Exercise objective: Locate and copy all lines bearing the word "text".

[Stored records]
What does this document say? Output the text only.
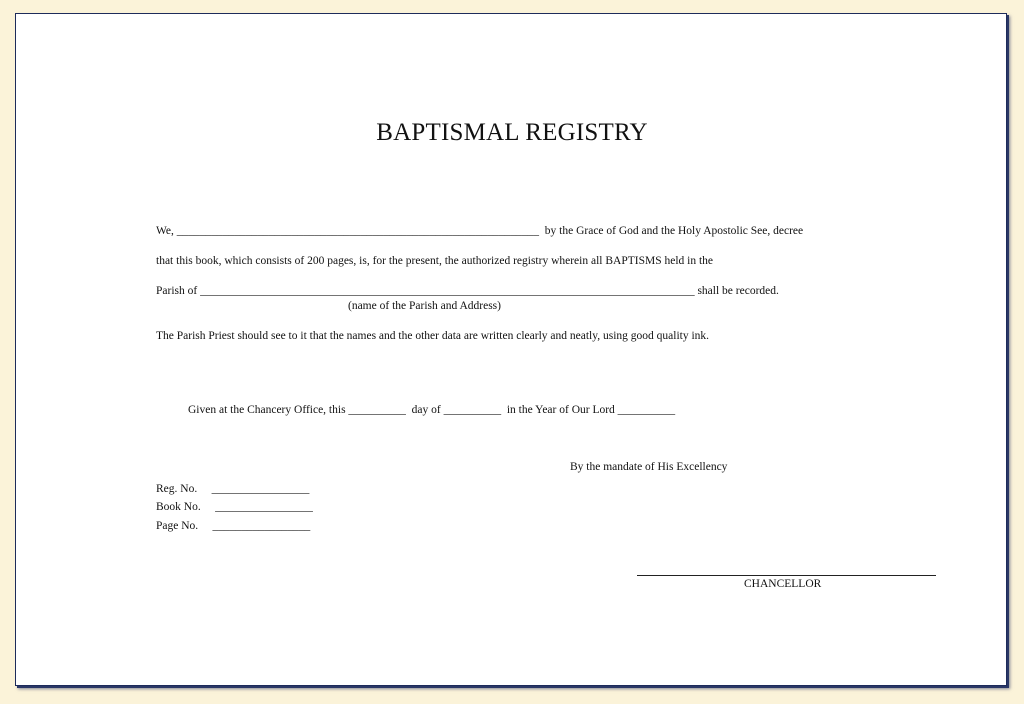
BAPTISMAL REGISTRY
We, _______________________________________________________________  by the Grace of God and the Holy Apostolic See, decree
that this book, which consists of 200 pages, is, for the present, the authorized registry wherein all BAPTISMS held in the
Parish of ______________________________________________________________________________________ shall be recorded.
(name of the Parish and Address)
The Parish Priest should see to it that the names and the other data are written clearly and neatly, using good quality ink.
Given at the Chancery Office, this __________  day of __________  in the Year of Our Lord __________
By the mandate of His Excellency
Reg. No.     _________________
Book No.     _________________
Page No.     _________________
CHANCELLOR
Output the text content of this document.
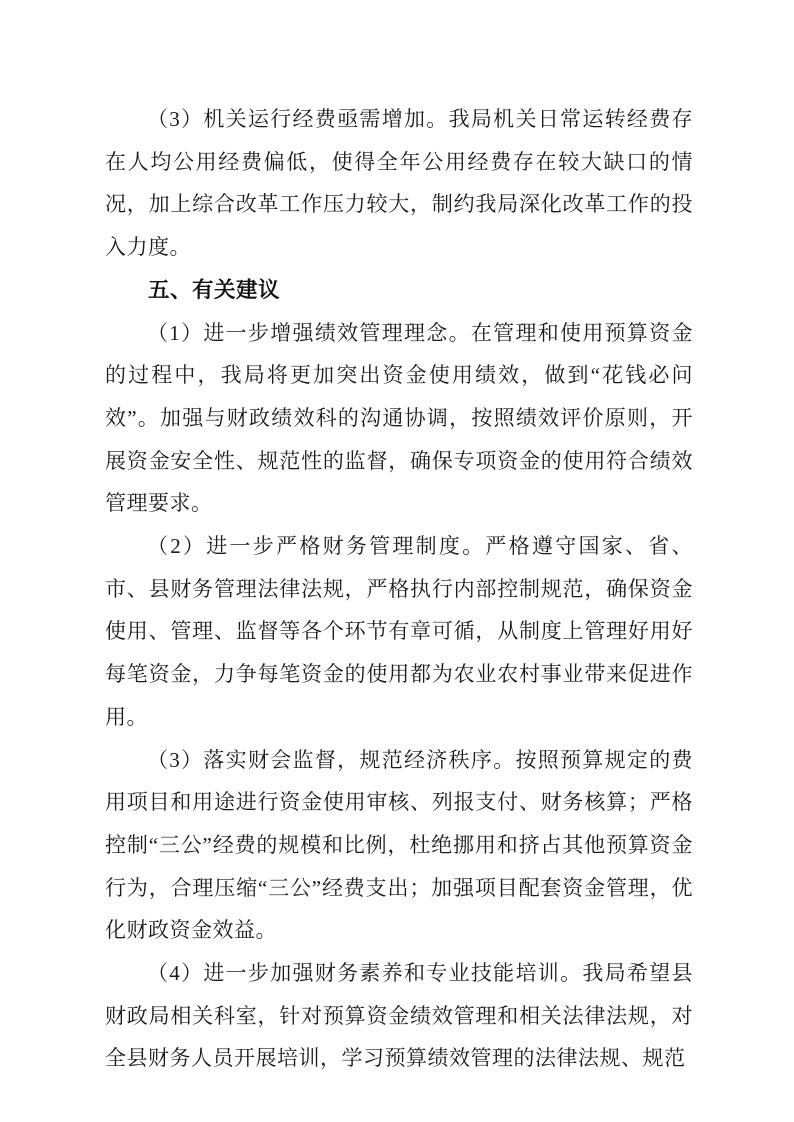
（3）机关运行经费亟需增加。我局机关日常运转经费存在人均公用经费偏低，使得全年公用经费存在较大缺口的情况，加上综合改革工作压力较大，制约我局深化改革工作的投入力度。

五、有关建议

（1）进一步增强绩效管理理念。在管理和使用预算资金的过程中，我局将更加突出资金使用绩效，做到“花钱必问效”。加强与财政绩效科的沟通协调，按照绩效评价原则，开展资金安全性、规范性的监督，确保专项资金的使用符合绩效管理要求。

（2）进一步严格财务管理制度。严格遵守国家、省、市、县财务管理法律法规，严格执行内部控制规范，确保资金使用、管理、监督等各个环节有章可循，从制度上管理好用好每笔资金，力争每笔资金的使用都为农业农村事业带来促进作用。

（3）落实财会监督，规范经济秩序。按照预算规定的费用项目和用途进行资金使用审核、列报支付、财务核算；严格控制“三公”经费的规模和比例，杜绝挪用和挤占其他预算资金行为，合理压缩“三公”经费支出；加强项目配套资金管理，优化财政资金效益。

（4）进一步加强财务素养和专业技能培训。我局希望县财政局相关科室，针对预算资金绩效管理和相关法律法规，对全县财务人员开展培训，学习预算绩效管理的法律法规、规范
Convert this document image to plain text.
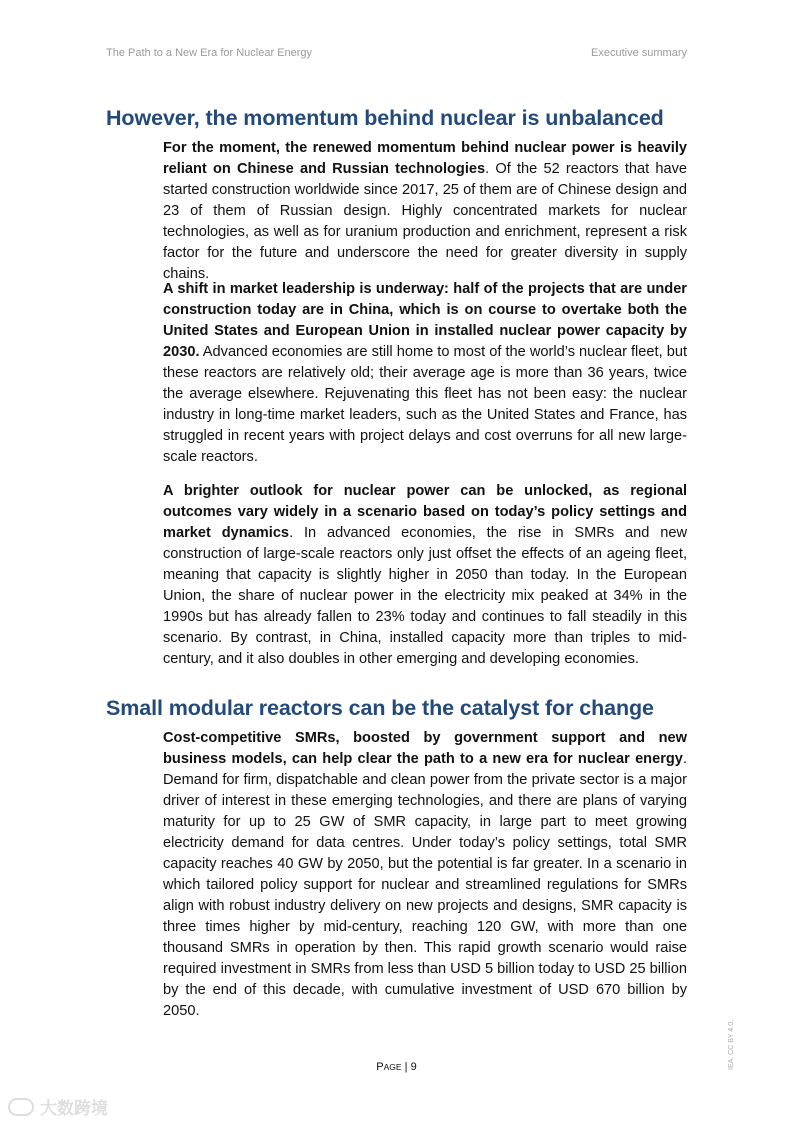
The Path to a New Era for Nuclear Energy	Executive summary
However, the momentum behind nuclear is unbalanced

For the moment, the renewed momentum behind nuclear power is heavily reliant on Chinese and Russian technologies. Of the 52 reactors that have started construction worldwide since 2017, 25 of them are of Chinese design and 23 of them of Russian design. Highly concentrated markets for nuclear technologies, as well as for uranium production and enrichment, represent a risk factor for the future and underscore the need for greater diversity in supply chains.

A shift in market leadership is underway: half of the projects that are under construction today are in China, which is on course to overtake both the United States and European Union in installed nuclear power capacity by 2030. Advanced economies are still home to most of the world’s nuclear fleet, but these reactors are relatively old; their average age is more than 36 years, twice the average elsewhere. Rejuvenating this fleet has not been easy: the nuclear industry in long-time market leaders, such as the United States and France, has struggled in recent years with project delays and cost overruns for all new large-scale reactors.

A brighter outlook for nuclear power can be unlocked, as regional outcomes vary widely in a scenario based on today’s policy settings and market dynamics. In advanced economies, the rise in SMRs and new construction of large-scale reactors only just offset the effects of an ageing fleet, meaning that capacity is slightly higher in 2050 than today. In the European Union, the share of nuclear power in the electricity mix peaked at 34% in the 1990s but has already fallen to 23% today and continues to fall steadily in this scenario. By contrast, in China, installed capacity more than triples to mid-century, and it also doubles in other emerging and developing economies.

Small modular reactors can be the catalyst for change

Cost-competitive SMRs, boosted by government support and new business models, can help clear the path to a new era for nuclear energy. Demand for firm, dispatchable and clean power from the private sector is a major driver of interest in these emerging technologies, and there are plans of varying maturity for up to 25 GW of SMR capacity, in large part to meet growing electricity demand for data centres. Under today’s policy settings, total SMR capacity reaches 40 GW by 2050, but the potential is far greater. In a scenario in which tailored policy support for nuclear and streamlined regulations for SMRs align with robust industry delivery on new projects and designs, SMR capacity is three times higher by mid-century, reaching 120 GW, with more than one thousand SMRs in operation by then. This rapid growth scenario would raise required investment in SMRs from less than USD 5 billion today to USD 25 billion by the end of this decade, with cumulative investment of USD 670 billion by 2050.

PAGE | 9	IEA. CC BY 4.0.
大数跨境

Correct output:
What does this document say? Output the text only.
Output the text content of this document.
Convert this document image to plain text.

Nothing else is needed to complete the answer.